Figure record extracts:
※ ※ ※

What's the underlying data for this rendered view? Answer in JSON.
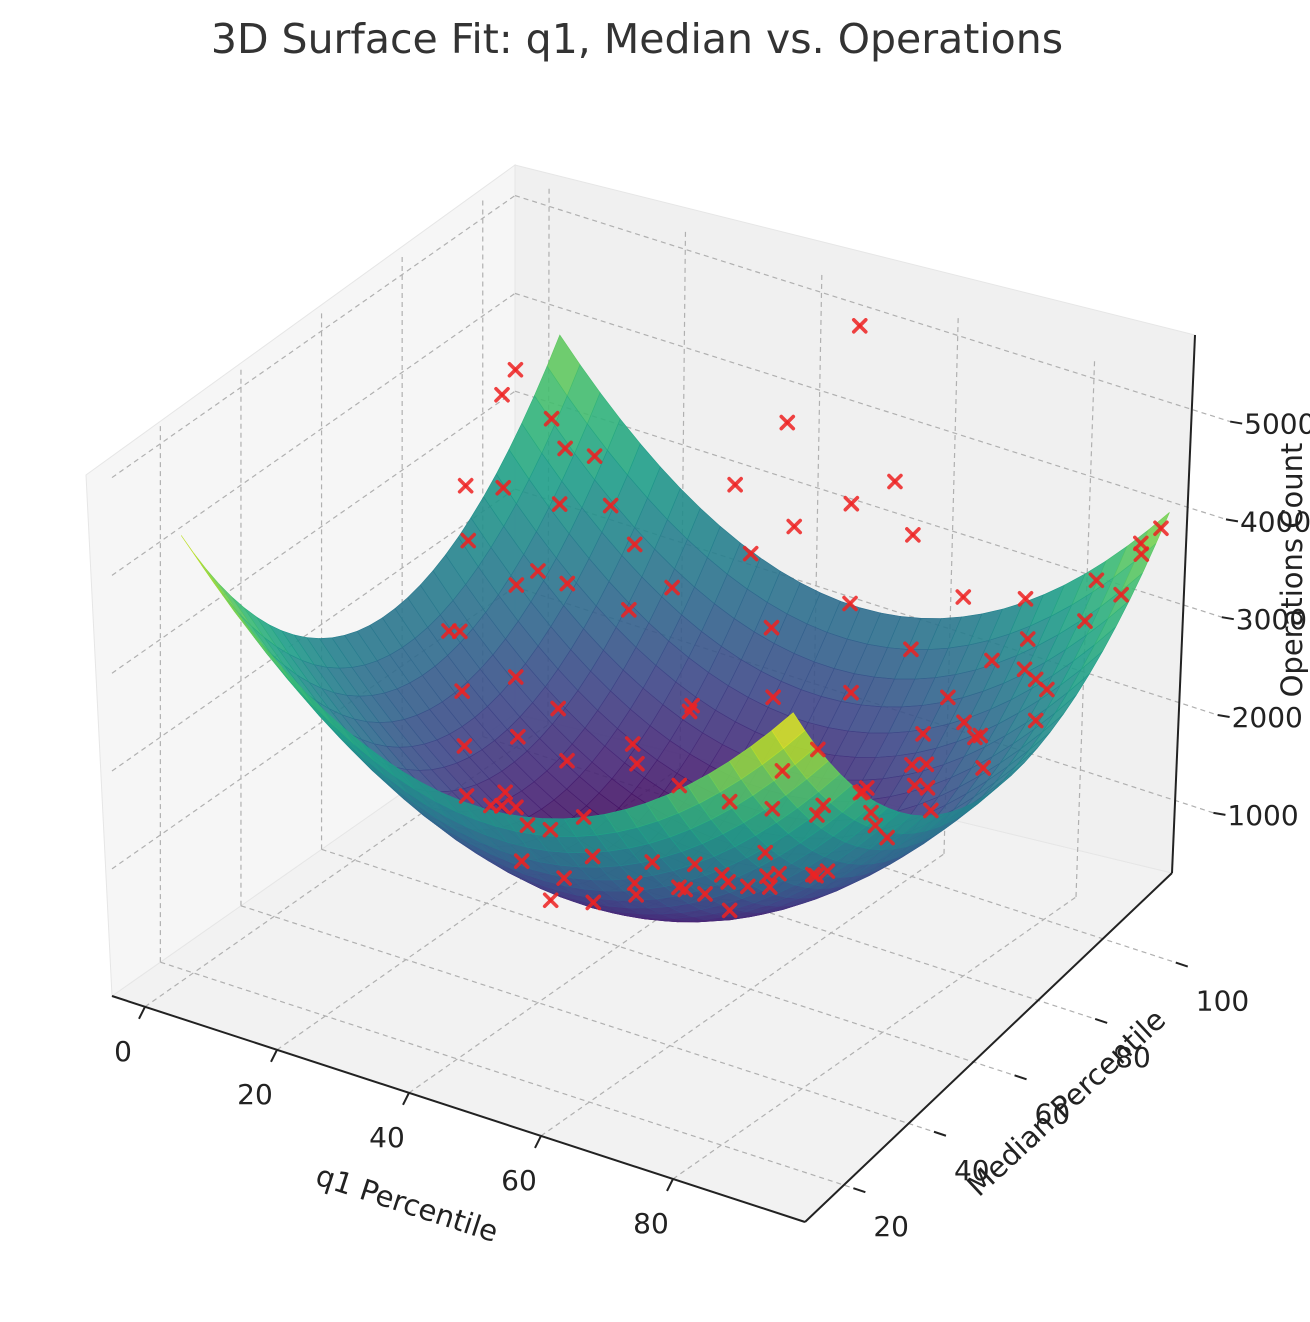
{
  "chart_data": {
    "type": "surface3d",
    "title": "3D Surface Fit: q1, Median vs. Operations",
    "xlabel": "q1 Percentile",
    "ylabel": "Median Percentile",
    "zlabel": "Operations Count",
    "x_ticks": [
      "0",
      "20",
      "40",
      "60",
      "80"
    ],
    "y_ticks": [
      "20",
      "40",
      "60",
      "80",
      "100"
    ],
    "z_ticks": [
      "1000",
      "2000",
      "3000",
      "4000",
      "5000"
    ],
    "xlim": [
      -5,
      100
    ],
    "ylim": [
      8,
      108
    ],
    "zlim": [
      -300,
      5200
    ],
    "grid": true,
    "colormap": "viridis",
    "surface_model": {
      "form": "z = c + a*(x - x0)^2 + b*(y - y0)^2",
      "c": 460,
      "a": 0.93,
      "x0": 48,
      "b": 0.88,
      "y0": 61,
      "x_range": [
        4,
        94
      ],
      "y_range": [
        10,
        104
      ]
    },
    "scatter_color": "#ee2222",
    "scatter_marker": "x",
    "points": [
      [
        4,
        93,
        3850
      ],
      [
        5,
        88,
        3760
      ],
      [
        7,
        97,
        3300
      ],
      [
        10,
        80,
        3150
      ],
      [
        12,
        92,
        3250
      ],
      [
        14,
        96,
        3100
      ],
      [
        16,
        84,
        3000
      ],
      [
        18,
        70,
        2620
      ],
      [
        20,
        90,
        2900
      ],
      [
        22,
        76,
        2550
      ],
      [
        14,
        60,
        2350
      ],
      [
        26,
        86,
        2750
      ],
      [
        30,
        78,
        2400
      ],
      [
        34,
        82,
        2600
      ],
      [
        36,
        94,
        3350
      ],
      [
        40,
        100,
        3900
      ],
      [
        48,
        104,
        4950
      ],
      [
        28,
        64,
        1750
      ],
      [
        33,
        58,
        1500
      ],
      [
        38,
        66,
        1550
      ],
      [
        44,
        70,
        1900
      ],
      [
        42,
        88,
        2950
      ],
      [
        46,
        92,
        3200
      ],
      [
        52,
        96,
        3450
      ],
      [
        56,
        100,
        3650
      ],
      [
        60,
        98,
        3250
      ],
      [
        50,
        80,
        2600
      ],
      [
        58,
        86,
        2850
      ],
      [
        54,
        74,
        2150
      ],
      [
        62,
        72,
        1850
      ],
      [
        66,
        88,
        2500
      ],
      [
        70,
        94,
        2950
      ],
      [
        74,
        84,
        2300
      ],
      [
        78,
        96,
        3050
      ],
      [
        82,
        90,
        2900
      ],
      [
        86,
        100,
        3300
      ],
      [
        90,
        104,
        3650
      ],
      [
        92,
        96,
        3400
      ],
      [
        94,
        102,
        3950
      ],
      [
        93,
        99,
        3750
      ],
      [
        88,
        94,
        3100
      ],
      [
        84,
        86,
        2750
      ],
      [
        80,
        78,
        2350
      ],
      [
        76,
        72,
        2000
      ],
      [
        72,
        66,
        1800
      ],
      [
        68,
        62,
        1600
      ],
      [
        64,
        56,
        1300
      ],
      [
        60,
        52,
        1100
      ],
      [
        56,
        48,
        1000
      ],
      [
        52,
        44,
        950
      ],
      [
        48,
        40,
        900
      ],
      [
        44,
        36,
        950
      ],
      [
        40,
        46,
        800
      ],
      [
        36,
        42,
        1000
      ],
      [
        32,
        50,
        1050
      ],
      [
        46,
        58,
        750
      ],
      [
        50,
        62,
        700
      ],
      [
        54,
        58,
        600
      ],
      [
        58,
        62,
        650
      ],
      [
        62,
        60,
        900
      ],
      [
        66,
        54,
        1050
      ],
      [
        70,
        58,
        1150
      ],
      [
        74,
        52,
        1400
      ],
      [
        78,
        48,
        1650
      ],
      [
        82,
        56,
        1850
      ],
      [
        86,
        60,
        2100
      ],
      [
        90,
        66,
        2450
      ],
      [
        94,
        72,
        2850
      ],
      [
        92,
        78,
        2950
      ],
      [
        88,
        82,
        2850
      ],
      [
        84,
        74,
        2400
      ],
      [
        80,
        66,
        2050
      ],
      [
        76,
        62,
        1800
      ],
      [
        72,
        46,
        1550
      ],
      [
        68,
        40,
        1550
      ],
      [
        64,
        36,
        1500
      ],
      [
        60,
        30,
        1650
      ],
      [
        56,
        26,
        1950
      ],
      [
        52,
        22,
        2250
      ],
      [
        48,
        20,
        2450
      ],
      [
        44,
        24,
        2400
      ],
      [
        40,
        30,
        2000
      ],
      [
        36,
        34,
        1800
      ],
      [
        30,
        38,
        1650
      ],
      [
        26,
        44,
        1900
      ],
      [
        22,
        50,
        2200
      ],
      [
        18,
        56,
        2550
      ],
      [
        58,
        70,
        1600
      ],
      [
        62,
        80,
        2200
      ],
      [
        42,
        74,
        1800
      ],
      [
        38,
        54,
        1150
      ],
      [
        66,
        44,
        1100
      ],
      [
        70,
        70,
        1650
      ],
      [
        74,
        78,
        2100
      ],
      [
        78,
        88,
        2650
      ],
      [
        8,
        74,
        3300
      ],
      [
        12,
        68,
        3000
      ],
      [
        24,
        60,
        2100
      ],
      [
        28,
        54,
        1750
      ],
      [
        20,
        72,
        2750
      ],
      [
        86,
        46,
        2350
      ],
      [
        90,
        52,
        2650
      ],
      [
        94,
        58,
        3100
      ],
      [
        92,
        48,
        3050
      ],
      [
        88,
        40,
        2950
      ],
      [
        84,
        36,
        2800
      ],
      [
        80,
        30,
        2850
      ],
      [
        76,
        26,
        2950
      ],
      [
        72,
        20,
        3200
      ],
      [
        68,
        16,
        3450
      ]
    ]
  }
}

※ ※ ※

DIRECTIVE.
Repeat each entry exactly as given; no pictures belong in the copy.

OUTPUT OF THE TASK.
What's the underlying data for this rendered view? Answer in JSON.
{
  "chart_data": {
    "type": "surface3d",
    "title": "3D Surface Fit: q1, Median vs. Operations",
    "xlabel": "q1 Percentile",
    "ylabel": "Median Percentile",
    "zlabel": "Operations Count",
    "x_ticks": [
      "0",
      "20",
      "40",
      "60",
      "80"
    ],
    "y_ticks": [
      "20",
      "40",
      "60",
      "80",
      "100"
    ],
    "z_ticks": [
      "1000",
      "2000",
      "3000",
      "4000",
      "5000"
    ],
    "xlim": [
      -5,
      100
    ],
    "ylim": [
      8,
      108
    ],
    "zlim": [
      -300,
      5200
    ],
    "grid": true,
    "colormap": "viridis",
    "surface_model": {
      "form": "z = c + a*(x - x0)^2 + b*(y - y0)^2",
      "c": 460,
      "a": 0.93,
      "x0": 48,
      "b": 0.88,
      "y0": 61,
      "x_range": [
        4,
        94
      ],
      "y_range": [
        10,
        104
      ]
    },
    "scatter_color": "#ee2222",
    "scatter_marker": "x",
    "points": [
      [
        4,
        93,
        3850
      ],
      [
        5,
        88,
        3760
      ],
      [
        7,
        97,
        3300
      ],
      [
        10,
        80,
        3150
      ],
      [
        12,
        92,
        3250
      ],
      [
        14,
        96,
        3100
      ],
      [
        16,
        84,
        3000
      ],
      [
        18,
        70,
        2620
      ],
      [
        20,
        90,
        2900
      ],
      [
        22,
        76,
        2550
      ],
      [
        14,
        60,
        2350
      ],
      [
        26,
        86,
        2750
      ],
      [
        30,
        78,
        2400
      ],
      [
        34,
        82,
        2600
      ],
      [
        36,
        94,
        3350
      ],
      [
        40,
        100,
        3900
      ],
      [
        48,
        104,
        4950
      ],
      [
        28,
        64,
        1750
      ],
      [
        33,
        58,
        1500
      ],
      [
        38,
        66,
        1550
      ],
      [
        44,
        70,
        1900
      ],
      [
        42,
        88,
        2950
      ],
      [
        46,
        92,
        3200
      ],
      [
        52,
        96,
        3450
      ],
      [
        56,
        100,
        3650
      ],
      [
        60,
        98,
        3250
      ],
      [
        50,
        80,
        2600
      ],
      [
        58,
        86,
        2850
      ],
      [
        54,
        74,
        2150
      ],
      [
        62,
        72,
        1850
      ],
      [
        66,
        88,
        2500
      ],
      [
        70,
        94,
        2950
      ],
      [
        74,
        84,
        2300
      ],
      [
        78,
        96,
        3050
      ],
      [
        82,
        90,
        2900
      ],
      [
        86,
        100,
        3300
      ],
      [
        90,
        104,
        3650
      ],
      [
        92,
        96,
        3400
      ],
      [
        94,
        102,
        3950
      ],
      [
        93,
        99,
        3750
      ],
      [
        88,
        94,
        3100
      ],
      [
        84,
        86,
        2750
      ],
      [
        80,
        78,
        2350
      ],
      [
        76,
        72,
        2000
      ],
      [
        72,
        66,
        1800
      ],
      [
        68,
        62,
        1600
      ],
      [
        64,
        56,
        1300
      ],
      [
        60,
        52,
        1100
      ],
      [
        56,
        48,
        1000
      ],
      [
        52,
        44,
        950
      ],
      [
        48,
        40,
        900
      ],
      [
        44,
        36,
        950
      ],
      [
        40,
        46,
        800
      ],
      [
        36,
        42,
        1000
      ],
      [
        32,
        50,
        1050
      ],
      [
        46,
        58,
        750
      ],
      [
        50,
        62,
        700
      ],
      [
        54,
        58,
        600
      ],
      [
        58,
        62,
        650
      ],
      [
        62,
        60,
        900
      ],
      [
        66,
        54,
        1050
      ],
      [
        70,
        58,
        1150
      ],
      [
        74,
        52,
        1400
      ],
      [
        78,
        48,
        1650
      ],
      [
        82,
        56,
        1850
      ],
      [
        86,
        60,
        2100
      ],
      [
        90,
        66,
        2450
      ],
      [
        94,
        72,
        2850
      ],
      [
        92,
        78,
        2950
      ],
      [
        88,
        82,
        2850
      ],
      [
        84,
        74,
        2400
      ],
      [
        80,
        66,
        2050
      ],
      [
        76,
        62,
        1800
      ],
      [
        72,
        46,
        1550
      ],
      [
        68,
        40,
        1550
      ],
      [
        64,
        36,
        1500
      ],
      [
        60,
        30,
        1650
      ],
      [
        56,
        26,
        1950
      ],
      [
        52,
        22,
        2250
      ],
      [
        48,
        20,
        2450
      ],
      [
        44,
        24,
        2400
      ],
      [
        40,
        30,
        2000
      ],
      [
        36,
        34,
        1800
      ],
      [
        30,
        38,
        1650
      ],
      [
        26,
        44,
        1900
      ],
      [
        22,
        50,
        2200
      ],
      [
        18,
        56,
        2550
      ],
      [
        58,
        70,
        1600
      ],
      [
        62,
        80,
        2200
      ],
      [
        42,
        74,
        1800
      ],
      [
        38,
        54,
        1150
      ],
      [
        66,
        44,
        1100
      ],
      [
        70,
        70,
        1650
      ],
      [
        74,
        78,
        2100
      ],
      [
        78,
        88,
        2650
      ],
      [
        8,
        74,
        3300
      ],
      [
        12,
        68,
        3000
      ],
      [
        24,
        60,
        2100
      ],
      [
        28,
        54,
        1750
      ],
      [
        20,
        72,
        2750
      ],
      [
        86,
        46,
        2350
      ],
      [
        90,
        52,
        2650
      ],
      [
        94,
        58,
        3100
      ],
      [
        92,
        48,
        3050
      ],
      [
        88,
        40,
        2950
      ],
      [
        84,
        36,
        2800
      ],
      [
        80,
        30,
        2850
      ],
      [
        76,
        26,
        2950
      ],
      [
        72,
        20,
        3200
      ],
      [
        68,
        16,
        3450
      ]
    ]
  }
}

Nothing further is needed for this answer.